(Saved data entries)

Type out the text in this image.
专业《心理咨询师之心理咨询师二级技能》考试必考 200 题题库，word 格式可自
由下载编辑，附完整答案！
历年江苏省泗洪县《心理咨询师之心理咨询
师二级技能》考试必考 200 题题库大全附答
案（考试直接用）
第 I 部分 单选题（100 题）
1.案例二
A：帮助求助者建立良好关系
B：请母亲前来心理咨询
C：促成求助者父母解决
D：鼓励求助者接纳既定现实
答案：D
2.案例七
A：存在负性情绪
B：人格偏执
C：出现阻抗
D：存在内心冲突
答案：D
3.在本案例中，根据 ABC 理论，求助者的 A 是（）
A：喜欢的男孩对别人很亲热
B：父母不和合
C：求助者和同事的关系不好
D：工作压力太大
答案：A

__Instruction__.
Search the lines for "考试必考". Copy each line that has it.

__Exercise result__.
专业《心理咨询师之心理咨询师二级技能》考试必考 200 题题库，word 格式可自
师二级技能》考试必考 200 题题库大全附答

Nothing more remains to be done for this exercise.